Provided records —

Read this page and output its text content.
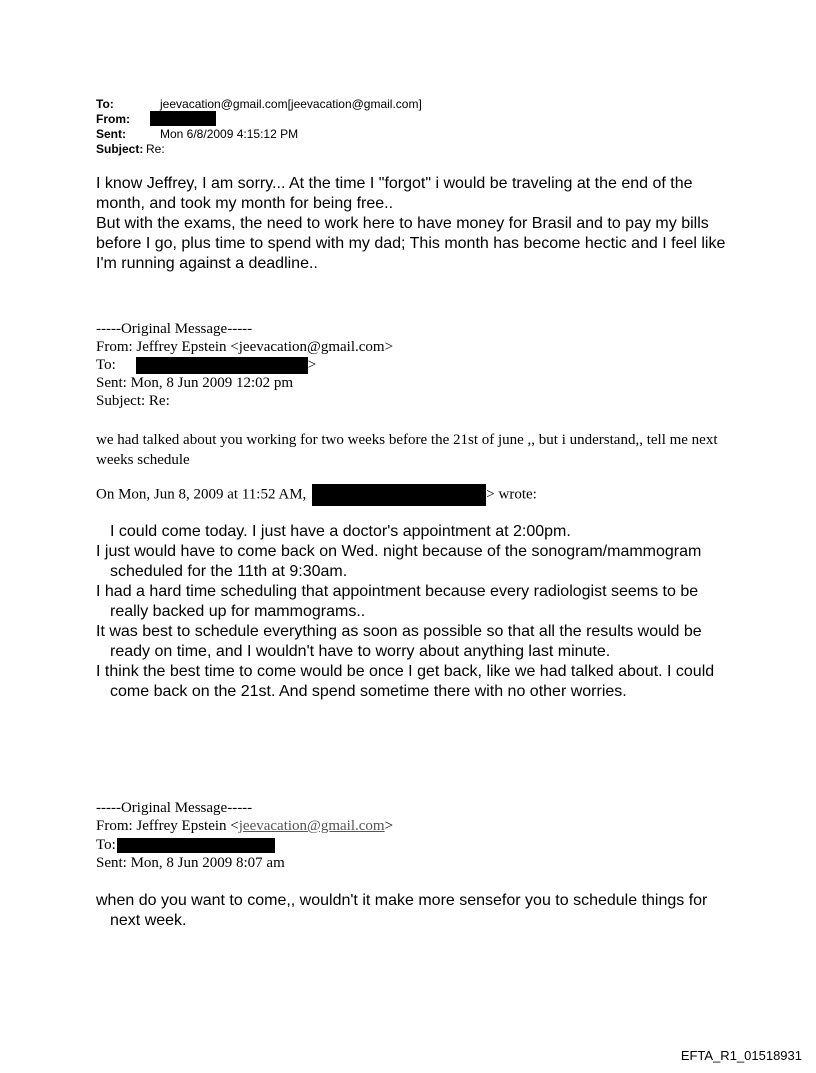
To:	jeevacation@gmail.com[jeevacation@gmail.com]
From:
Sent:	Mon 6/8/2009 4:15:12 PM
Subject: Re:

I know Jeffrey, I am sorry... At the time I "forgot" i would be traveling at the end of the month, and took my month for being free..

But with the exams, the need to work here to have money for Brasil and to pay my bills before I go, plus time to spend with my dad; This month has become hectic and I feel like I'm running against a deadline..

-----Original Message-----
From: Jeffrey Epstein <jeevacation@gmail.com>
To:	>
Sent: Mon, 8 Jun 2009 12:02 pm
Subject: Re:
we had talked about you working for two weeks before the 21st of june ,, but i understand,, tell me next weeks schedule
On Mon, Jun 8, 2009 at 11:52 AM,	> wrote:

I could come today. I just have a doctor's appointment at 2:00pm.

I just would have to come back on Wed. night because of the sonogram/mammogram scheduled for the 11th at 9:30am.

I had a hard time scheduling that appointment because every radiologist seems to be really backed up for mammograms..

It was best to schedule everything as soon as possible so that all the results would be ready on time, and I wouldn't have to worry about anything last minute.

I think the best time to come would be once I get back, like we had talked about. I could come back on the 21st. And spend sometime there with no other worries.

-----Original Message-----
From: Jeffrey Epstein <jeevacation@gmail.com>
To:
Sent: Mon, 8 Jun 2009 8:07 am

when do you want to come,, wouldn't it make more sensefor you to schedule things for next week.

EFTA_R1_01518931
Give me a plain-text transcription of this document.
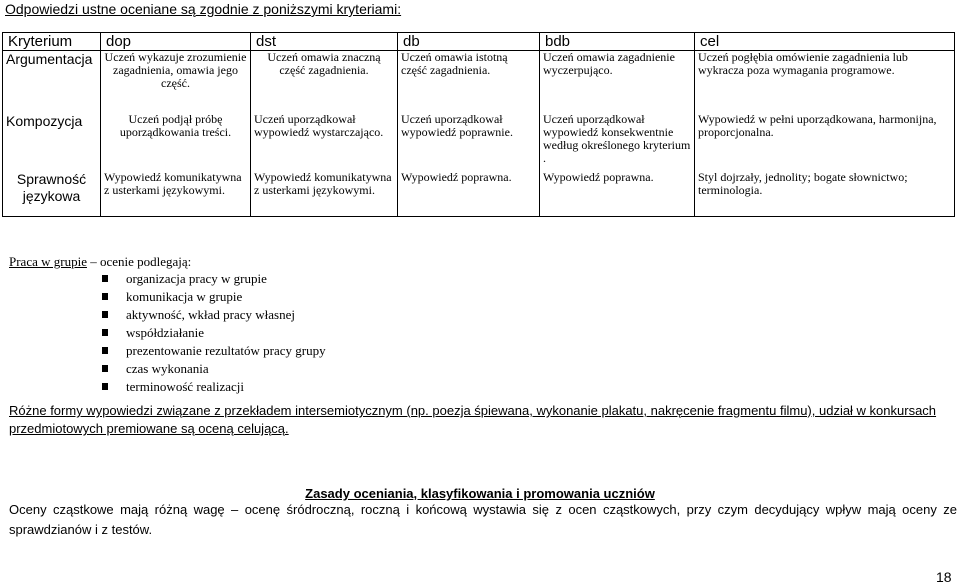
Odpowiedzi ustne oceniane są zgodnie z poniższymi kryteriami:
Kryterium	dop	dst	db	bdb	cel
Argumentacja	Uczeń wykazuje zrozumienie zagadnienia, omawia jego część.	Uczeń omawia znaczną część zagadnienia.	Uczeń omawia istotną część zagadnienia.	Uczeń omawia zagadnienie wyczerpująco.	Uczeń pogłębia omówienie zagadnienia lub wykracza poza wymagania programowe.
Kompozycja	Uczeń podjął próbę uporządkowania treści.	Uczeń uporządkował wypowiedź wystarczająco.	Uczeń uporządkował wypowiedź poprawnie.	Uczeń uporządkował wypowiedź konsekwentnie według określonego kryterium .	Wypowiedź w pełni uporządkowana, harmonijna, proporcjonalna.
Sprawność językowa	Wypowiedź komunikatywna z usterkami językowymi.	Wypowiedź komunikatywna z usterkami językowymi.	Wypowiedź poprawna.	Wypowiedź poprawna.	Styl dojrzały, jednolity; bogate słownictwo; terminologia.
Praca w grupie – ocenie podlegają:
organizacja pracy w grupie
komunikacja w grupie
aktywność, wkład pracy własnej
współdziałanie
prezentowanie rezultatów pracy grupy
czas wykonania
terminowość realizacji
Różne formy wypowiedzi związane z przekładem intersemiotycznym (np. poezja śpiewana, wykonanie plakatu, nakręcenie fragmentu filmu), udział w konkursach przedmiotowych premiowane są oceną celującą.
Zasady oceniania, klasyfikowania i promowania uczniów
Oceny cząstkowe mają różną wagę – ocenę śródroczną, roczną i końcową wystawia się z ocen cząstkowych, przy czym decydujący wpływ mają oceny ze sprawdzianów i z testów.
18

What you should do —
Do not include images; quote all of the entries above exactly.

Final answer —
Read this page and output its text content.
To:	jeevacation@gmail.com[jeevacation@gmail.com]
From:
Sent:	Mon 6/8/2009 4:15:12 PM
Subject: Re:

I know Jeffrey, I am sorry... At the time I "forgot" i would be traveling at the end of the month, and took my month for being free..

But with the exams, the need to work here to have money for Brasil and to pay my bills before I go, plus time to spend with my dad; This month has become hectic and I feel like I'm running against a deadline..

-----Original Message-----
From: Jeffrey Epstein <jeevacation@gmail.com>
To:	>
Sent: Mon, 8 Jun 2009 12:02 pm
Subject: Re:
we had talked about you working for two weeks before the 21st of june ,, but i understand,, tell me next weeks schedule
On Mon, Jun 8, 2009 at 11:52 AM,	> wrote:

I could come today. I just have a doctor's appointment at 2:00pm.

I just would have to come back on Wed. night because of the sonogram/mammogram scheduled for the 11th at 9:30am.

I had a hard time scheduling that appointment because every radiologist seems to be really backed up for mammograms..

It was best to schedule everything as soon as possible so that all the results would be ready on time, and I wouldn't have to worry about anything last minute.

I think the best time to come would be once I get back, like we had talked about. I could come back on the 21st. And spend sometime there with no other worries.

-----Original Message-----
From: Jeffrey Epstein <jeevacation@gmail.com>
To:
Sent: Mon, 8 Jun 2009 8:07 am

when do you want to come,, wouldn't it make more sensefor you to schedule things for next week.

EFTA_R1_01518931
Give me a plain-text transcription of this document.
Odpowiedzi ustne oceniane są zgodnie z poniższymi kryteriami:
Kryterium	dop	dst	db	bdb	cel
Argumentacja	Uczeń wykazuje zrozumienie zagadnienia, omawia jego część.	Uczeń omawia znaczną część zagadnienia.	Uczeń omawia istotną część zagadnienia.	Uczeń omawia zagadnienie wyczerpująco.	Uczeń pogłębia omówienie zagadnienia lub wykracza poza wymagania programowe.
Kompozycja	Uczeń podjął próbę uporządkowania treści.	Uczeń uporządkował wypowiedź wystarczająco.	Uczeń uporządkował wypowiedź poprawnie.	Uczeń uporządkował wypowiedź konsekwentnie według określonego kryterium .	Wypowiedź w pełni uporządkowana, harmonijna, proporcjonalna.
Sprawność językowa	Wypowiedź komunikatywna z usterkami językowymi.	Wypowiedź komunikatywna z usterkami językowymi.	Wypowiedź poprawna.	Wypowiedź poprawna.	Styl dojrzały, jednolity; bogate słownictwo; terminologia.
Praca w grupie – ocenie podlegają:
organizacja pracy w grupie
komunikacja w grupie
aktywność, wkład pracy własnej
współdziałanie
prezentowanie rezultatów pracy grupy
czas wykonania
terminowość realizacji
Różne formy wypowiedzi związane z przekładem intersemiotycznym (np. poezja śpiewana, wykonanie plakatu, nakręcenie fragmentu filmu), udział w konkursach przedmiotowych premiowane są oceną celującą.
Zasady oceniania, klasyfikowania i promowania uczniów
Oceny cząstkowe mają różną wagę – ocenę śródroczną, roczną i końcową wystawia się z ocen cząstkowych, przy czym decydujący wpływ mają oceny ze sprawdzianów i z testów.
18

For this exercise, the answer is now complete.